- WHAT THE TASK REQUIRES: Locate every line in the records below that contains the word "wird", and copy each one.

- ENTRIES PROVIDED:
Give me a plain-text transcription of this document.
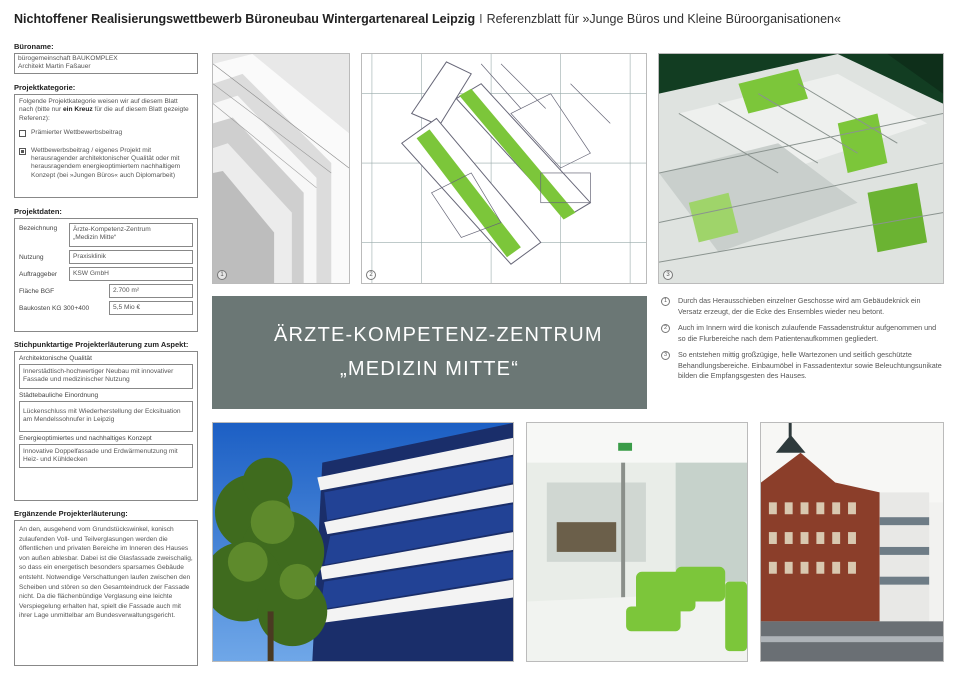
Nichtoffener Realisierungswettbewerb Büroneubau Wintergartenareal Leipzig I Referenzblatt für »Junge Büros und Kleine Büroorganisationen«
Büroname:
bürogemeinschaft BAUKOMPLEX
Architekt Martin Faßauer
Projektkategorie:
Folgende Projektkategorie weisen wir auf diesem Blatt nach (bitte nur ein Kreuz für die auf diesem Blatt gezeigte Referenz):
Prämierter Wettbewerbsbeitrag
Wettbewerbsbeitrag / eigenes Projekt mit herausragender architektonischer Qualität oder mit herausragendem energieoptimiertem nachhaltigem Konzept (bei »Jungen Büros« auch Diplomarbeit)
Projektdaten:
Bezeichnung	Ärzte-Kompetenz-Zentrum
„Medizin Mitte“
Nutzung	Praxisklinik
Auftraggeber	KSW GmbH
Fläche BGF	2.700 m²
Baukosten KG 300+400	5,5 Mio €
Stichpunktartige Projekterläuterung zum Aspekt:
Architektonische Qualität
Innerstädtisch-hochwertiger Neubau mit innovativer Fassade und medizinischer Nutzung
Städtebauliche Einordnung
Lückenschluss mit Wiederherstellung der Ecksituation am Mendelssohnufer in Leipzig
Energieoptimiertes und nachhaltiges Konzept
Innovative Doppelfassade und Erdwärmenutzung mit Heiz- und Kühldecken
Ergänzende Projekterläuterung:
An den, ausgehend vom Grundstückswinkel, konisch zulaufenden Voll- und Teilverglasungen werden die öffentlichen und privaten Bereiche im Inneren des Hauses von außen ablesbar. Dabei ist die Glasfassade zweischalig, so dass ein energetisch besonders sparsames Gebäude entsteht. Notwendige Verschattungen laufen zwischen den Scheiben und stören so den Gesamteindruck der Fassade nicht. Da die flächenbündige Verglasung eine leichte Verspiegelung erhalten hat, spielt die Fassade auch mit ihrer Lage unmittelbar am Bundesverwaltungsgericht.
1	2	3
ÄRZTE-KOMPETENZ-ZENTRUM
„MEDIZIN MITTE“
1	Durch das Herausschieben einzelner Geschosse wird am Gebäudeknick ein Versatz erzeugt, der die Ecke des Ensembles wieder neu betont.
2	Auch im Innern wird die konisch zulaufende Fassadenstruktur aufgenommen und so die Flurbereiche nach dem Patientenaufkommen gegliedert.
3	So entstehen mittig großzügige, helle Wartezonen und seitlich geschützte Behandlungsbereiche. Einbaumöbel in Fassadentextur sowie Beleuchtungsunikate bilden die Empfangsgesten des Hauses.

- TASK RESULT:
1	Durch das Herausschieben einzelner Geschosse wird am Gebäudeknick ein Versatz erzeugt, der die Ecke des Ensembles wieder neu betont.
2	Auch im Innern wird die konisch zulaufende Fassadenstruktur aufgenommen und so die Flurbereiche nach dem Patientenaufkommen gegliedert.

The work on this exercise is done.